GIVEN TASK
Write out the complete material exactly as it stands.

** start of LISTING **

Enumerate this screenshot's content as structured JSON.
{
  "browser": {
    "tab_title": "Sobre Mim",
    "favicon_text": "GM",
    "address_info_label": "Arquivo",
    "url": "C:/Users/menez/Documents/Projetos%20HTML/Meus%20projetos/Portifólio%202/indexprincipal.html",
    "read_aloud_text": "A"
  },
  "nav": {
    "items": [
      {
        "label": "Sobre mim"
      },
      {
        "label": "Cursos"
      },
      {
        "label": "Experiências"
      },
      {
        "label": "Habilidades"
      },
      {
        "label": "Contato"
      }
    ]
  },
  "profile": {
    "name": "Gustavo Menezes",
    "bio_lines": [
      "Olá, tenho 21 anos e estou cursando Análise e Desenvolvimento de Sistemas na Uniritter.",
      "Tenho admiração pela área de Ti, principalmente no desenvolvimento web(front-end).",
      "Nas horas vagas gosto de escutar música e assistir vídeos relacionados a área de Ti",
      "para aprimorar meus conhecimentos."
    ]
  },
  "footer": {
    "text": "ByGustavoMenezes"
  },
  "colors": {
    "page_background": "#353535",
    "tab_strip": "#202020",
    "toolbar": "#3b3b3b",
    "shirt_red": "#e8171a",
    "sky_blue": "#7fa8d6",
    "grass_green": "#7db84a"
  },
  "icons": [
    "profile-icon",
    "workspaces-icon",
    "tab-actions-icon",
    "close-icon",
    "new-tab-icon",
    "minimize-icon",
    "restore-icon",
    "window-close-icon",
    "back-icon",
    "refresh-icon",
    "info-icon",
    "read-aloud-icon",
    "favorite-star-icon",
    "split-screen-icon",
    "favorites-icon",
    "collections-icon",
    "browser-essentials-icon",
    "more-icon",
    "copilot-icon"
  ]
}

** end of LISTING **

RESPONSE FOR THIS EXERCISE
Enumerate this screenshot's content as structured JSON.
{
  "browser": {
    "tab_title": "Sobre Mim",
    "favicon_text": "GM",
    "address_info_label": "Arquivo",
    "url": "C:/Users/menez/Documents/Projetos%20HTML/Meus%20projetos/Portifólio%202/indexprincipal.html",
    "read_aloud_text": "A"
  },
  "nav": {
    "items": [
      {
        "label": "Sobre mim"
      },
      {
        "label": "Cursos"
      },
      {
        "label": "Experiências"
      },
      {
        "label": "Habilidades"
      },
      {
        "label": "Contato"
      }
    ]
  },
  "profile": {
    "name": "Gustavo Menezes",
    "bio_lines": [
      "Olá, tenho 21 anos e estou cursando Análise e Desenvolvimento de Sistemas na Uniritter.",
      "Tenho admiração pela área de Ti, principalmente no desenvolvimento web(front-end).",
      "Nas horas vagas gosto de escutar música e assistir vídeos relacionados a área de Ti",
      "para aprimorar meus conhecimentos."
    ]
  },
  "footer": {
    "text": "ByGustavoMenezes"
  },
  "colors": {
    "page_background": "#353535",
    "tab_strip": "#202020",
    "toolbar": "#3b3b3b",
    "shirt_red": "#e8171a",
    "sky_blue": "#7fa8d6",
    "grass_green": "#7db84a"
  },
  "icons": [
    "profile-icon",
    "workspaces-icon",
    "tab-actions-icon",
    "close-icon",
    "new-tab-icon",
    "minimize-icon",
    "restore-icon",
    "window-close-icon",
    "back-icon",
    "refresh-icon",
    "info-icon",
    "read-aloud-icon",
    "favorite-star-icon",
    "split-screen-icon",
    "favorites-icon",
    "collections-icon",
    "browser-essentials-icon",
    "more-icon",
    "copilot-icon"
  ]
}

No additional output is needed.